Start of Data lines

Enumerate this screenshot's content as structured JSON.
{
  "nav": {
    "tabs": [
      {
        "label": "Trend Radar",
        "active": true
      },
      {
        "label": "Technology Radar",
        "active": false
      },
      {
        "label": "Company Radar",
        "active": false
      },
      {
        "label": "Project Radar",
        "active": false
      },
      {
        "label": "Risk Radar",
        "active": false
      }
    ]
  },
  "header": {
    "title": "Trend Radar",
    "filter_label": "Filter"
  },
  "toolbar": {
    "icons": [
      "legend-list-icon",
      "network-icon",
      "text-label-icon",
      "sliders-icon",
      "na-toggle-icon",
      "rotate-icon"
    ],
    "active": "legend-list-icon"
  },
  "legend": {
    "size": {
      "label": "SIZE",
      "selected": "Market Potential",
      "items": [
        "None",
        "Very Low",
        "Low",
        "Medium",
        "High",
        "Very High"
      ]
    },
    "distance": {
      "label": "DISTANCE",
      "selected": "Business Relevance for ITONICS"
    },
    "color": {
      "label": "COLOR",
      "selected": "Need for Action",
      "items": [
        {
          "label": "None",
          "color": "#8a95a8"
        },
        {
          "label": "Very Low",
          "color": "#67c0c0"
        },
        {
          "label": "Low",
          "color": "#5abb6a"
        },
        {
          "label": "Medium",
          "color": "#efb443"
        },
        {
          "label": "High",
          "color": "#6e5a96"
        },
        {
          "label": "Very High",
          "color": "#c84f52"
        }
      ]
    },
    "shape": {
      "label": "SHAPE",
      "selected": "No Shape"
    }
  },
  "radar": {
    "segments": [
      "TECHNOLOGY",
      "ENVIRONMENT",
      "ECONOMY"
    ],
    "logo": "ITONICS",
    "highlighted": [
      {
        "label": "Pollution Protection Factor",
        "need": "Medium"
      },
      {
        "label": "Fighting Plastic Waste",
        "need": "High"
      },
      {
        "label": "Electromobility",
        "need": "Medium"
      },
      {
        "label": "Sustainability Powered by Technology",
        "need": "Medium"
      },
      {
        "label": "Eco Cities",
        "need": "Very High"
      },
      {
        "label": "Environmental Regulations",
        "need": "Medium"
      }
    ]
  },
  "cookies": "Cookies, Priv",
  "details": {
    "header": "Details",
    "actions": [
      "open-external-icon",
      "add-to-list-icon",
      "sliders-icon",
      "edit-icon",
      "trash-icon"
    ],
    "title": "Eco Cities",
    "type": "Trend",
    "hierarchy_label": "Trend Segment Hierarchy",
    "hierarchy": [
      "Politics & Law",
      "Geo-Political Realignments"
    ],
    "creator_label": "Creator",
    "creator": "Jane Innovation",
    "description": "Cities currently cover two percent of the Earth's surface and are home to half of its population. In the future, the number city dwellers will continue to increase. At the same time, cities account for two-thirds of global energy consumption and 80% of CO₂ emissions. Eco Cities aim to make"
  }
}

End of Data lines

> **What you will do**: Please set down all the data word for word.

> **Right answer**:
Enumerate this screenshot's content as structured JSON.
{
  "nav": {
    "tabs": [
      {
        "label": "Trend Radar",
        "active": true
      },
      {
        "label": "Technology Radar",
        "active": false
      },
      {
        "label": "Company Radar",
        "active": false
      },
      {
        "label": "Project Radar",
        "active": false
      },
      {
        "label": "Risk Radar",
        "active": false
      }
    ]
  },
  "header": {
    "title": "Trend Radar",
    "filter_label": "Filter"
  },
  "toolbar": {
    "icons": [
      "legend-list-icon",
      "network-icon",
      "text-label-icon",
      "sliders-icon",
      "na-toggle-icon",
      "rotate-icon"
    ],
    "active": "legend-list-icon"
  },
  "legend": {
    "size": {
      "label": "SIZE",
      "selected": "Market Potential",
      "items": [
        "None",
        "Very Low",
        "Low",
        "Medium",
        "High",
        "Very High"
      ]
    },
    "distance": {
      "label": "DISTANCE",
      "selected": "Business Relevance for ITONICS"
    },
    "color": {
      "label": "COLOR",
      "selected": "Need for Action",
      "items": [
        {
          "label": "None",
          "color": "#8a95a8"
        },
        {
          "label": "Very Low",
          "color": "#67c0c0"
        },
        {
          "label": "Low",
          "color": "#5abb6a"
        },
        {
          "label": "Medium",
          "color": "#efb443"
        },
        {
          "label": "High",
          "color": "#6e5a96"
        },
        {
          "label": "Very High",
          "color": "#c84f52"
        }
      ]
    },
    "shape": {
      "label": "SHAPE",
      "selected": "No Shape"
    }
  },
  "radar": {
    "segments": [
      "TECHNOLOGY",
      "ENVIRONMENT",
      "ECONOMY"
    ],
    "logo": "ITONICS",
    "highlighted": [
      {
        "label": "Pollution Protection Factor",
        "need": "Medium"
      },
      {
        "label": "Fighting Plastic Waste",
        "need": "High"
      },
      {
        "label": "Electromobility",
        "need": "Medium"
      },
      {
        "label": "Sustainability Powered by Technology",
        "need": "Medium"
      },
      {
        "label": "Eco Cities",
        "need": "Very High"
      },
      {
        "label": "Environmental Regulations",
        "need": "Medium"
      }
    ]
  },
  "cookies": "Cookies, Priv",
  "details": {
    "header": "Details",
    "actions": [
      "open-external-icon",
      "add-to-list-icon",
      "sliders-icon",
      "edit-icon",
      "trash-icon"
    ],
    "title": "Eco Cities",
    "type": "Trend",
    "hierarchy_label": "Trend Segment Hierarchy",
    "hierarchy": [
      "Politics & Law",
      "Geo-Political Realignments"
    ],
    "creator_label": "Creator",
    "creator": "Jane Innovation",
    "description": "Cities currently cover two percent of the Earth's surface and are home to half of its population. In the future, the number city dwellers will continue to increase. At the same time, cities account for two-thirds of global energy consumption and 80% of CO₂ emissions. Eco Cities aim to make"
  }
}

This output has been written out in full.